* **Dataset rows**:
'''
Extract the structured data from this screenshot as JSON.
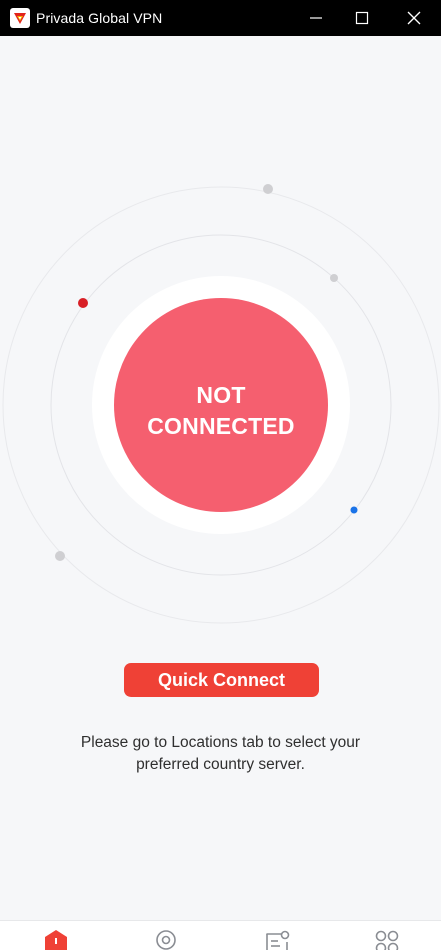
{
  "window": {
    "title": "Privada Global VPN",
    "controls": {
      "minimize_icon": "minimize-icon",
      "maximize_icon": "maximize-icon",
      "close_icon": "close-icon"
    }
  },
  "status": {
    "line1": "NOT",
    "line2": "CONNECTED"
  },
  "actions": {
    "quick_connect_label": "Quick Connect"
  },
  "hint": {
    "line1": "Please go to Locations tab to select your",
    "line2": "preferred country server."
  },
  "bottom_nav": {
    "items": [
      {
        "icon": "home-icon",
        "active": true
      },
      {
        "icon": "location-pin-icon",
        "active": false
      },
      {
        "icon": "split-tunnel-icon",
        "active": false
      },
      {
        "icon": "more-apps-icon",
        "active": false
      }
    ]
  },
  "colors": {
    "accent": "#ef4136",
    "status_not_connected": "#f55f6f",
    "orbit_dot_red": "#d81f26",
    "orbit_dot_blue": "#1a73e8",
    "orbit_dot_gray": "#cfcfd2",
    "background": "#f6f7f9",
    "titlebar": "#000000"
  }
}
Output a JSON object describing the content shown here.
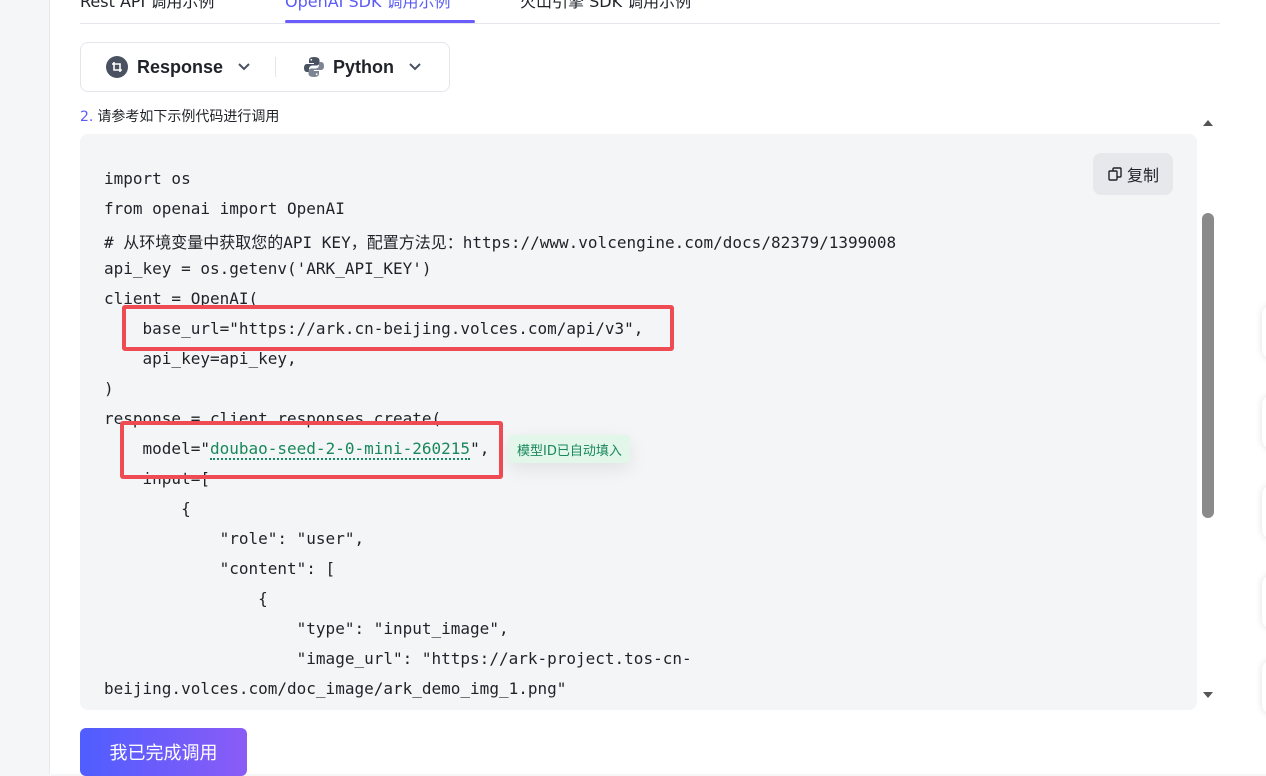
{
  "tabs": {
    "items": [
      {
        "label": "Rest API 调用示例"
      },
      {
        "label": "OpenAI SDK 调用示例"
      },
      {
        "label": "火山引擎 SDK 调用示例"
      }
    ],
    "active_index": 1
  },
  "selector": {
    "api_label": "Response",
    "lang_label": "Python"
  },
  "step": {
    "number": "2.",
    "text": "请参考如下示例代码进行调用"
  },
  "code": {
    "copy_label": "复制",
    "lines": [
      "import os",
      "from openai import OpenAI",
      "# 从环境变量中获取您的API KEY，配置方法见：https://www.volcengine.com/docs/82379/1399008",
      "api_key = os.getenv('ARK_API_KEY')",
      "client = OpenAI(",
      "    base_url=\"https://ark.cn-beijing.volces.com/api/v3\",",
      "    api_key=api_key,",
      ")",
      "response = client.responses.create(",
      "    model=\"",
      "    input=[",
      "        {",
      "            \"role\": \"user\",",
      "            \"content\": [",
      "                {",
      "                    \"type\": \"input_image\",",
      "                    \"image_url\": \"https://ark-project.tos-cn-",
      "beijing.volces.com/doc_image/ark_demo_img_1.png\""
    ],
    "model_value": "doubao-seed-2-0-mini-260215",
    "model_suffix": "\",",
    "auto_fill_tag": "模型ID已自动填入"
  },
  "done_button": "我已完成调用",
  "colors": {
    "accent": "#5b5bf6",
    "highlight": "#ef4b52",
    "model_green": "#19885c"
  }
}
'''
* **Problem description**:
From the entries above, extract each line containing "https".

* **Task output**:
      "# 从环境变量中获取您的API KEY，配置方法见：https://www.volcengine.com/docs/82379/1399008",
      "    base_url=\"https://ark.cn-beijing.volces.com/api/v3\",",
      "                    \"image_url\": \"https://ark-project.tos-cn-",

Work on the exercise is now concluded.